TASK BRIEF:
Pictures stay out of your copy, but everything else in the records below must be repeated exactly.

EXERCISE INPUTS:

--------

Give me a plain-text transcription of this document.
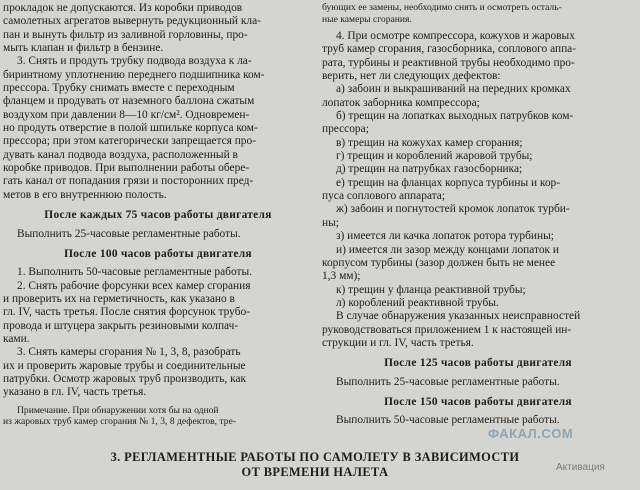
прокладок не допускаются. Из коробки приводов
самолетных агрегатов вывернуть редукционный кла-
пан и вынуть фильтр из заливной горловины, про-
мыть клапан и фильтр в бензине.
3. Снять и продуть трубку подвода воздуха к ла-
биринтному уплотнению переднего подшипника ком-
прессора. Трубку снимать вместе с переходным
фланцем и продувать от наземного баллона сжатым
воздухом при давлении 8—10 кг/см². Одновремен-
но продуть отверстие в полой шпильке корпуса ком-
прессора; при этом категорически запрещается про-
дувать канал подвода воздуха, расположенный в
коробке приводов. При выполнении работы оберe-
гать канал от попадания грязи и посторонних пред-
метов в его внутреннюю полость.
После каждых 75 часов работы двигателя
Выполнить 25-часовые регламентные работы.
После 100 часов работы двигателя
1. Выполнить 50-часовые регламентные работы.
2. Снять рабочие форсунки всех камер сгорания
и проверить их на герметичность, как указано в
гл. IV, часть третья. После снятия форсунок трубо-
провода и штуцера закрыть резиновыми колпач-
ками.
3. Снять камеры сгорания № 1, 3, 8, разобрать
их и проверить жаровые трубы и соединительные
патрубки. Осмотр жаровых труб производить, как
указано в гл. IV, часть третья.
Примечание. При обнаружении хотя бы на одной
из жаровых труб камер сгорания № 1, 3, 8 дефектов, тре-
бующих ее замены, необходимо снять и осмотреть осталь-
ные камеры сгорания.
4. При осмотре компрессора, кожухов и жаровых
труб камер сгорания, газосборника, соплового аппа-
рата, турбины и реактивной трубы необходимо про-
верить, нет ли следующих дефектов:
а) забоин и выкрашиваний на передних кромках
лопаток заборника компрессора;
б) трещин на лопатках выходных патрубков ком-
прессора;
в) трещин на кожухах камер сгорания;
г) трещин и короблений жаровой трубы;
д) трещин на патрубках газосборника;
е) трещин на фланцах корпуса турбины и кор-
пуса соплового аппарата;
ж) забоин и погнутостей кромок лопаток турби-
ны;
з) имеется ли качка лопаток ротора турбины;
и) имеется ли зазор между концами лопаток и
корпусом турбины (зазор должен быть не менее
1,3 мм);
к) трещин у фланца реактивной трубы;
л) короблений реактивной трубы.
В случае обнаружения указанных неисправностей
руководствоваться приложением 1 к настоящей ин-
струкции и гл. IV, часть третья.
После 125 часов работы двигателя
Выполнить 25-часовые регламентные работы.
После 150 часов работы двигателя
Выполнить 50-часовые регламентные работы.
3. РЕГЛАМЕНТНЫЕ РАБОТЫ ПО САМОЛЕТУ В ЗАВИСИМОСТИ
ОТ ВРЕМЕНИ НАЛЕТА
ФАКАЛ.COM
Активация
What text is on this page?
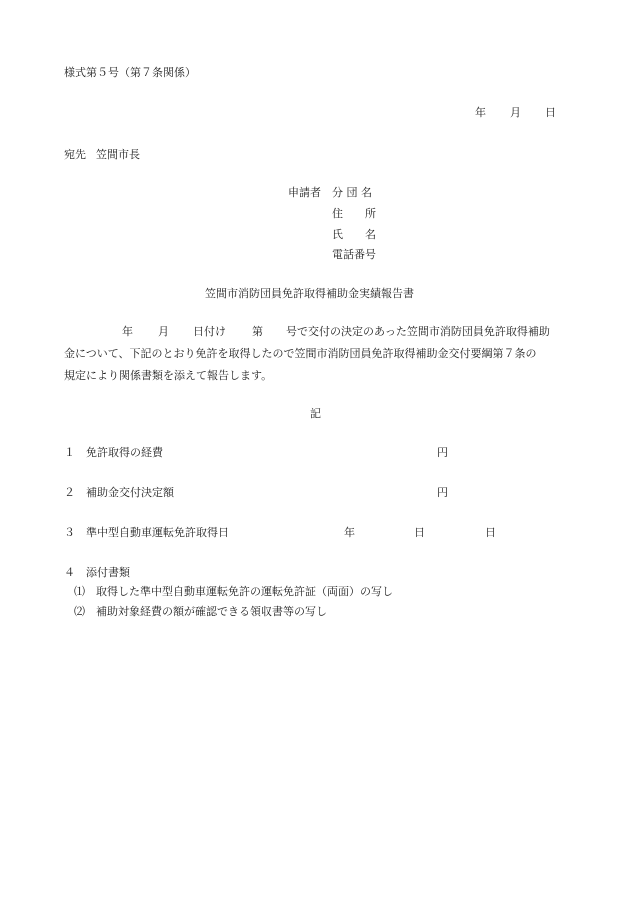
様式第５号（第７条関係）
年 月 日
宛先 笠間市長
申請者 分 団 名
住　　所
氏　　名
電話番号
笠間市消防団員免許取得補助金実績報告書
年 月 日付け 第 号で交付の決定のあった笠間市消防団員免許取得補助
金について、下記のとおり免許を取得したので笠間市消防団員免許取得補助金交付要綱第７条の
規定により関係書類を添えて報告します。
記
１ 免許取得の経費	円
２ 補助金交付決定額	円
３ 準中型自動車運転免許取得日	年	日	日
４ 添付書類
⑴ 取得した準中型自動車運転免許の運転免許証（両面）の写し
⑵ 補助対象経費の額が確認できる領収書等の写し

--------

THE ANSWER:
Give me a plain-text transcription of this document.
прокладок не допускаются. Из коробки приводов
самолетных агрегатов вывернуть редукционный кла-
пан и вынуть фильтр из заливной горловины, про-
мыть клапан и фильтр в бензине.
3. Снять и продуть трубку подвода воздуха к ла-
биринтному уплотнению переднего подшипника ком-
прессора. Трубку снимать вместе с переходным
фланцем и продувать от наземного баллона сжатым
воздухом при давлении 8—10 кг/см². Одновремен-
но продуть отверстие в полой шпильке корпуса ком-
прессора; при этом категорически запрещается про-
дувать канал подвода воздуха, расположенный в
коробке приводов. При выполнении работы оберe-
гать канал от попадания грязи и посторонних пред-
метов в его внутреннюю полость.
После каждых 75 часов работы двигателя
Выполнить 25-часовые регламентные работы.
После 100 часов работы двигателя
1. Выполнить 50-часовые регламентные работы.
2. Снять рабочие форсунки всех камер сгорания
и проверить их на герметичность, как указано в
гл. IV, часть третья. После снятия форсунок трубо-
провода и штуцера закрыть резиновыми колпач-
ками.
3. Снять камеры сгорания № 1, 3, 8, разобрать
их и проверить жаровые трубы и соединительные
патрубки. Осмотр жаровых труб производить, как
указано в гл. IV, часть третья.
Примечание. При обнаружении хотя бы на одной
из жаровых труб камер сгорания № 1, 3, 8 дефектов, тре-
бующих ее замены, необходимо снять и осмотреть осталь-
ные камеры сгорания.
4. При осмотре компрессора, кожухов и жаровых
труб камер сгорания, газосборника, соплового аппа-
рата, турбины и реактивной трубы необходимо про-
верить, нет ли следующих дефектов:
а) забоин и выкрашиваний на передних кромках
лопаток заборника компрессора;
б) трещин на лопатках выходных патрубков ком-
прессора;
в) трещин на кожухах камер сгорания;
г) трещин и короблений жаровой трубы;
д) трещин на патрубках газосборника;
е) трещин на фланцах корпуса турбины и кор-
пуса соплового аппарата;
ж) забоин и погнутостей кромок лопаток турби-
ны;
з) имеется ли качка лопаток ротора турбины;
и) имеется ли зазор между концами лопаток и
корпусом турбины (зазор должен быть не менее
1,3 мм);
к) трещин у фланца реактивной трубы;
л) короблений реактивной трубы.
В случае обнаружения указанных неисправностей
руководствоваться приложением 1 к настоящей ин-
струкции и гл. IV, часть третья.
После 125 часов работы двигателя
Выполнить 25-часовые регламентные работы.
После 150 часов работы двигателя
Выполнить 50-часовые регламентные работы.
3. РЕГЛАМЕНТНЫЕ РАБОТЫ ПО САМОЛЕТУ В ЗАВИСИМОСТИ
ОТ ВРЕМЕНИ НАЛЕТА
ФАКАЛ.COM
Активация
What text is on this page?
様式第５号（第７条関係）
年 月 日
宛先 笠間市長
申請者 分 団 名
住　　所
氏　　名
電話番号
笠間市消防団員免許取得補助金実績報告書
年 月 日付け 第 号で交付の決定のあった笠間市消防団員免許取得補助
金について、下記のとおり免許を取得したので笠間市消防団員免許取得補助金交付要綱第７条の
規定により関係書類を添えて報告します。
記
１ 免許取得の経費	円
２ 補助金交付決定額	円
３ 準中型自動車運転免許取得日	年	日	日
４ 添付書類
⑴ 取得した準中型自動車運転免許の運転免許証（両面）の写し
⑵ 補助対象経費の額が確認できる領収書等の写し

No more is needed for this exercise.